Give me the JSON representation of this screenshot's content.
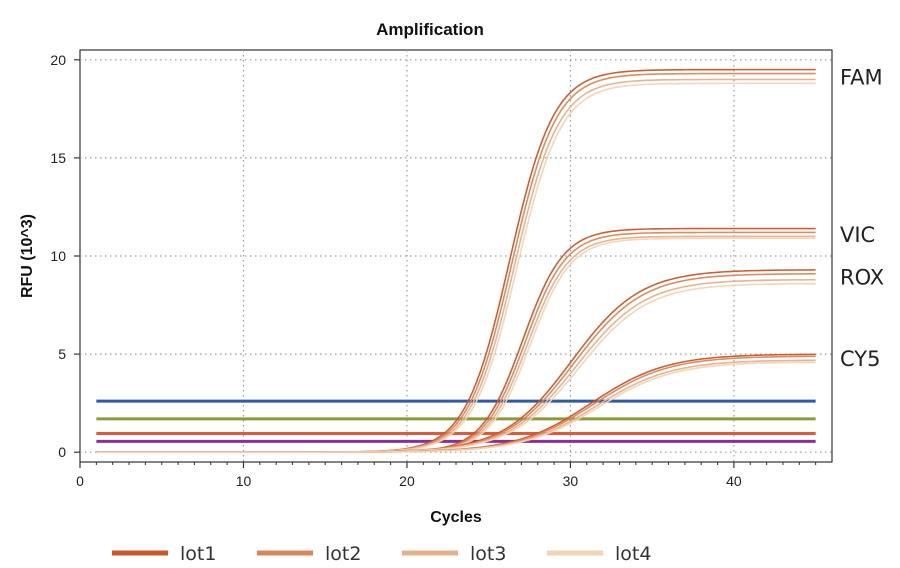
{
  "chart_data": {
    "type": "line",
    "title": "Amplification",
    "xlabel": "Cycles",
    "ylabel": "RFU (10^3)",
    "xlim": [
      0,
      46
    ],
    "ylim": [
      -0.5,
      20.5
    ],
    "xticks": [
      0,
      10,
      20,
      30,
      40
    ],
    "yticks": [
      0,
      5,
      10,
      15,
      20
    ],
    "grid": true,
    "x_range": [
      1,
      45
    ],
    "lot_series": [
      {
        "name": "lot1",
        "color": "#c9572a"
      },
      {
        "name": "lot2",
        "color": "#d9875a"
      },
      {
        "name": "lot3",
        "color": "#e6b08c"
      },
      {
        "name": "lot4",
        "color": "#f2d3b6"
      }
    ],
    "dyes": [
      {
        "name": "FAM",
        "midpoint_cycle": 26.5,
        "slope": 1.35,
        "plateau_by_lot": [
          19.5,
          19.3,
          19.0,
          18.8
        ]
      },
      {
        "name": "VIC",
        "midpoint_cycle": 27.3,
        "slope": 1.25,
        "plateau_by_lot": [
          11.4,
          11.2,
          11.0,
          10.9
        ]
      },
      {
        "name": "ROX",
        "midpoint_cycle": 30.3,
        "slope": 2.1,
        "plateau_by_lot": [
          9.3,
          9.1,
          8.8,
          8.6
        ]
      },
      {
        "name": "CY5",
        "midpoint_cycle": 31.5,
        "slope": 2.3,
        "plateau_by_lot": [
          5.0,
          4.9,
          4.7,
          4.6
        ]
      }
    ],
    "thresholds": [
      {
        "value": 2.6,
        "color": "#2f5aa6"
      },
      {
        "value": 1.7,
        "color": "#8c9a3a"
      },
      {
        "value": 0.95,
        "color": "#e05a3a"
      },
      {
        "value": 0.55,
        "color": "#8a2e9a"
      }
    ],
    "legend": {
      "position": "bottom",
      "entries": [
        "lot1",
        "lot2",
        "lot3",
        "lot4"
      ]
    }
  }
}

STATED PROBLEM
Where a line in the material above holds "slope", copy that line.

FULL OUTPUT
        "slope": 1.35,
        "slope": 1.25,
        "slope": 2.1,
        "slope": 2.3,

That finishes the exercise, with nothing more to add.